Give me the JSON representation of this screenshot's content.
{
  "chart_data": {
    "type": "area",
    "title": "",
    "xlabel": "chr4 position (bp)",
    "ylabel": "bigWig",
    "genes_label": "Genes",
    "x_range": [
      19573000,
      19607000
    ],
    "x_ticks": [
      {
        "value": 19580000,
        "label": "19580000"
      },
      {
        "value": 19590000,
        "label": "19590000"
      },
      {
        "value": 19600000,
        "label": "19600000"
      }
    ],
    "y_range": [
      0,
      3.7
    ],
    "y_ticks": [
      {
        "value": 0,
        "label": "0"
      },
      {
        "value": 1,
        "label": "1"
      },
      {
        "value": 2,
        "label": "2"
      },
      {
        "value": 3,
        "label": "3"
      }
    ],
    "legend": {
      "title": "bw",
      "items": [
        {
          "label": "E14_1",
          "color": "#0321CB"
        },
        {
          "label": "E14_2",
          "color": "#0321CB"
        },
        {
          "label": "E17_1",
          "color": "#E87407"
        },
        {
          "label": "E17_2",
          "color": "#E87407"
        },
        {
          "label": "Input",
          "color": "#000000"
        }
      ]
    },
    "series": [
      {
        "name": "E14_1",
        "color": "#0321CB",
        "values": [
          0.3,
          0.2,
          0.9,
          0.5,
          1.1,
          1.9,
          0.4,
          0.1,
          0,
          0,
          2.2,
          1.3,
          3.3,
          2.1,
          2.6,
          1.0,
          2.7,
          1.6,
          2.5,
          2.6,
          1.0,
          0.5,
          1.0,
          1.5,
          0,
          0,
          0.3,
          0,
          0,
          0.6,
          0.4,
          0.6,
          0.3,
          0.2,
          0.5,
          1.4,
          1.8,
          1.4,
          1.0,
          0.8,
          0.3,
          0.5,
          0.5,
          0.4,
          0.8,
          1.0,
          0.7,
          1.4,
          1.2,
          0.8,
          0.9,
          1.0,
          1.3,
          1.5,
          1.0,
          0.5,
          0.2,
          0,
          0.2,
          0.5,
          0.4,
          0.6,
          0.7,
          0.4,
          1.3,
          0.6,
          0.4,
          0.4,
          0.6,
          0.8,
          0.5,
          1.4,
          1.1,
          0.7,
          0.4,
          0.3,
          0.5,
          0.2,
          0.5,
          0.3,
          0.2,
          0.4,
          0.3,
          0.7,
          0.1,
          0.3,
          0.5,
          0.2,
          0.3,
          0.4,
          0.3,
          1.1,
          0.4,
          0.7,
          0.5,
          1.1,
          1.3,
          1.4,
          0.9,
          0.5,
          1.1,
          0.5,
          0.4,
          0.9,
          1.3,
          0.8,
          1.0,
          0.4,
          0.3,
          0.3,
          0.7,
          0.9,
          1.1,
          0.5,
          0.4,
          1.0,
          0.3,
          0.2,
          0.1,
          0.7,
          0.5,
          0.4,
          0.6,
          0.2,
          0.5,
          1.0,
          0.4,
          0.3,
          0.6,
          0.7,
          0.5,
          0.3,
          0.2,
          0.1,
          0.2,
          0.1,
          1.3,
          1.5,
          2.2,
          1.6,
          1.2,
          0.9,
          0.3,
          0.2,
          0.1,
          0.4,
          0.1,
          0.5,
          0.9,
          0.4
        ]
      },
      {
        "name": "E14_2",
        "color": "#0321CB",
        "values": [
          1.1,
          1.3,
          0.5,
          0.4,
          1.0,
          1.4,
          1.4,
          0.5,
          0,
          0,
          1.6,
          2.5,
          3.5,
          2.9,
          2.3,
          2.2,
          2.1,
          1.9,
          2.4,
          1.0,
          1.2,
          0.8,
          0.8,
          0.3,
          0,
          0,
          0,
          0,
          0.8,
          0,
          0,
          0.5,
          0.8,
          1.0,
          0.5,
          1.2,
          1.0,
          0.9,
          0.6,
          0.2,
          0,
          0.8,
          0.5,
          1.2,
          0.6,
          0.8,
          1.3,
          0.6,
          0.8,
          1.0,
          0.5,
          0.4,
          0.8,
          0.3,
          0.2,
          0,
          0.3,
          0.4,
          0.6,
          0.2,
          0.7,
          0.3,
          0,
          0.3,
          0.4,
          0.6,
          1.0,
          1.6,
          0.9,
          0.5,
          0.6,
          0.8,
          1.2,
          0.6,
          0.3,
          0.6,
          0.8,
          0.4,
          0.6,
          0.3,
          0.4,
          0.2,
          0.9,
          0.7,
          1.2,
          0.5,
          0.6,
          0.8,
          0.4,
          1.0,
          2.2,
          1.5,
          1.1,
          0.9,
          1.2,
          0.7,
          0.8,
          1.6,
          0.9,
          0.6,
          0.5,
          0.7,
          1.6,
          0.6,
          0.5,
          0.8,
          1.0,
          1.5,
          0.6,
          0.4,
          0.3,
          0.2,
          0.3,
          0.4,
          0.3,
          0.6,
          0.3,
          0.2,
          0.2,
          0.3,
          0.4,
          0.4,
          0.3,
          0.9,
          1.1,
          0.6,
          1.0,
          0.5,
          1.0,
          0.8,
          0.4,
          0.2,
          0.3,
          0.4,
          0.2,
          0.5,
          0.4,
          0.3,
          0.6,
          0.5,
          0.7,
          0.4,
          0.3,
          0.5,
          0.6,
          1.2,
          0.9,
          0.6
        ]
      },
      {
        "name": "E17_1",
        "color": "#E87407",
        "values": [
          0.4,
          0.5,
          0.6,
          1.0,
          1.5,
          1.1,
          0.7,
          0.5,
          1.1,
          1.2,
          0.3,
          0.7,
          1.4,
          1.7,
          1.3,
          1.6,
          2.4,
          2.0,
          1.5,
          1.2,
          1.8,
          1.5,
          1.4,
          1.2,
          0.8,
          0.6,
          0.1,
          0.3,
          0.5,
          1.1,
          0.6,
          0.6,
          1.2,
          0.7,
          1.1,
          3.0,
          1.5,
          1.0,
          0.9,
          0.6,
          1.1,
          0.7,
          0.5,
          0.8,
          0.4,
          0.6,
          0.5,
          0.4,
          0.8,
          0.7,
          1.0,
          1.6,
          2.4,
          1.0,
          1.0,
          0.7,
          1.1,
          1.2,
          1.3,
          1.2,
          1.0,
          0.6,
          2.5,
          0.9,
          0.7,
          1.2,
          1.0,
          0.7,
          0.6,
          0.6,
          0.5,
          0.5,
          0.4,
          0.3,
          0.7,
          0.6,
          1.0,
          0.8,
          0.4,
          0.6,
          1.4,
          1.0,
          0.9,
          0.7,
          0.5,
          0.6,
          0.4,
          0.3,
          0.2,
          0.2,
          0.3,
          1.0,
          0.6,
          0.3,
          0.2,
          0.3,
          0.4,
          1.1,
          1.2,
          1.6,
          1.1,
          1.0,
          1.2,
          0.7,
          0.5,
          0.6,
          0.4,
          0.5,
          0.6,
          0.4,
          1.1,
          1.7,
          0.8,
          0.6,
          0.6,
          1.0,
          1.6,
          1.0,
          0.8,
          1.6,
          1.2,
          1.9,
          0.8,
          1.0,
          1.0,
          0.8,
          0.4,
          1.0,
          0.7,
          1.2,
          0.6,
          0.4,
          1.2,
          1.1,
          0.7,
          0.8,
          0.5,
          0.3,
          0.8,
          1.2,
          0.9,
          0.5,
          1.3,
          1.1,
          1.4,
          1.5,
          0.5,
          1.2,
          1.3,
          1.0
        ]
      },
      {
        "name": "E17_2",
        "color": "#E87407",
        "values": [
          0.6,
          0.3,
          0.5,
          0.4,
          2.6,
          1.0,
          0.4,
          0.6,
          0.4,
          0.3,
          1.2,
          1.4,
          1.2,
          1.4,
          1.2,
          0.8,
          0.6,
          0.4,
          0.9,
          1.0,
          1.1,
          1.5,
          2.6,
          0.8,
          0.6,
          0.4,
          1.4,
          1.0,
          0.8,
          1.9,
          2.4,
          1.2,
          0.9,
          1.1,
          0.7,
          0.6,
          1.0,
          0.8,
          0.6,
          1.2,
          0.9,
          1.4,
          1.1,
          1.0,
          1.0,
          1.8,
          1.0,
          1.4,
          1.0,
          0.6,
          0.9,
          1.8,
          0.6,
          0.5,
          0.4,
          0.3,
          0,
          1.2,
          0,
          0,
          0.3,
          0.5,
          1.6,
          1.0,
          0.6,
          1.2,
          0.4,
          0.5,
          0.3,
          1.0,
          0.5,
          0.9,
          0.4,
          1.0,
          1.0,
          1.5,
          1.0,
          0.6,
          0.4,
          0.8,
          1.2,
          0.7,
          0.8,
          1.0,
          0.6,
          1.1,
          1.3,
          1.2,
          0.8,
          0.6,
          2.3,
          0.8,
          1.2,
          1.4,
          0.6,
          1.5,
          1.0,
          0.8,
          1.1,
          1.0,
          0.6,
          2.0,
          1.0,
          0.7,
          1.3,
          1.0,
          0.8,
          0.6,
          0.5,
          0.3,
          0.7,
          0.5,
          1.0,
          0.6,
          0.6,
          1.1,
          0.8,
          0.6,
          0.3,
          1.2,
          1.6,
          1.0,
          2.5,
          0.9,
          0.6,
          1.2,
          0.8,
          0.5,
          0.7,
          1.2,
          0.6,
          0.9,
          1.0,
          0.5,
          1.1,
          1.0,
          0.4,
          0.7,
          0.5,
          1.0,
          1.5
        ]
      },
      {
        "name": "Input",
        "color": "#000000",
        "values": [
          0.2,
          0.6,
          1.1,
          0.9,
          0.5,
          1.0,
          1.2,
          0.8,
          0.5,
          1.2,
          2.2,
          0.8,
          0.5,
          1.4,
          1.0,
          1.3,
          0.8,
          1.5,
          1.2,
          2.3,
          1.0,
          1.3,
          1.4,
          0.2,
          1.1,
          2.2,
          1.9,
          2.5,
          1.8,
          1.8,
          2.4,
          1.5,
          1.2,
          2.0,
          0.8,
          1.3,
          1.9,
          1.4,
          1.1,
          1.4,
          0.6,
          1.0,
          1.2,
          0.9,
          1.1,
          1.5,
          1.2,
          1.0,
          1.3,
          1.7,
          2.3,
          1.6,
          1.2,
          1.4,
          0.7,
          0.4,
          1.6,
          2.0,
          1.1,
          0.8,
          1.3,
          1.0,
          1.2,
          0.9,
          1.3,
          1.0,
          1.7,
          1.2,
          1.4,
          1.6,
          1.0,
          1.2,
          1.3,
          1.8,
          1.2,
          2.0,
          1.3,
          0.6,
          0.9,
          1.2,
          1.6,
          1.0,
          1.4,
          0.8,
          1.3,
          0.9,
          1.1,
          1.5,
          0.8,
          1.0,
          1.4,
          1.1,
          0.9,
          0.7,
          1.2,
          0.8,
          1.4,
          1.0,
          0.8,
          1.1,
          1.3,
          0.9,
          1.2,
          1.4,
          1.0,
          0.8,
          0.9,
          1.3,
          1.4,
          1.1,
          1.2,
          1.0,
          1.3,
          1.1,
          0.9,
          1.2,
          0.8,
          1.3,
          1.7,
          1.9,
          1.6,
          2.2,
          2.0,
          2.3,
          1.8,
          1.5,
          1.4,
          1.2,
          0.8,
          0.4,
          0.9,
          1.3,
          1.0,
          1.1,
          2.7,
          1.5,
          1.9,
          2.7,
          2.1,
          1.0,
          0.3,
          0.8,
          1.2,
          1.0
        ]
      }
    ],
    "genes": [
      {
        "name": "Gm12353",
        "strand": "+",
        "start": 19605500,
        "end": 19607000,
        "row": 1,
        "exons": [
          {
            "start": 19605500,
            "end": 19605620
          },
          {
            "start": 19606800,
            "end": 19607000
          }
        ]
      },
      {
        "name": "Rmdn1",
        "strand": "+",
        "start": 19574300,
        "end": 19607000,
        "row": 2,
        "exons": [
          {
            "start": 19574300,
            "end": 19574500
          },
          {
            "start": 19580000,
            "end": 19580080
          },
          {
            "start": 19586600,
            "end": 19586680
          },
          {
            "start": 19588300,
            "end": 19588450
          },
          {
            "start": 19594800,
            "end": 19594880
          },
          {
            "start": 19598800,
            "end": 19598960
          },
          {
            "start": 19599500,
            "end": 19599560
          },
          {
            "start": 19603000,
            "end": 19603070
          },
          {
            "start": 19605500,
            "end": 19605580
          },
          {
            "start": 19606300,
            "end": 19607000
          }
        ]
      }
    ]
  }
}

-.-.-

Where a line of the data above includes "name", copy that line.

RESULT BELOW>
        "name": "E14_1",
        "name": "E14_2",
        "name": "E17_1",
        "name": "E17_2",
        "name": "Input",
        "name": "Gm12353",
        "name": "Rmdn1",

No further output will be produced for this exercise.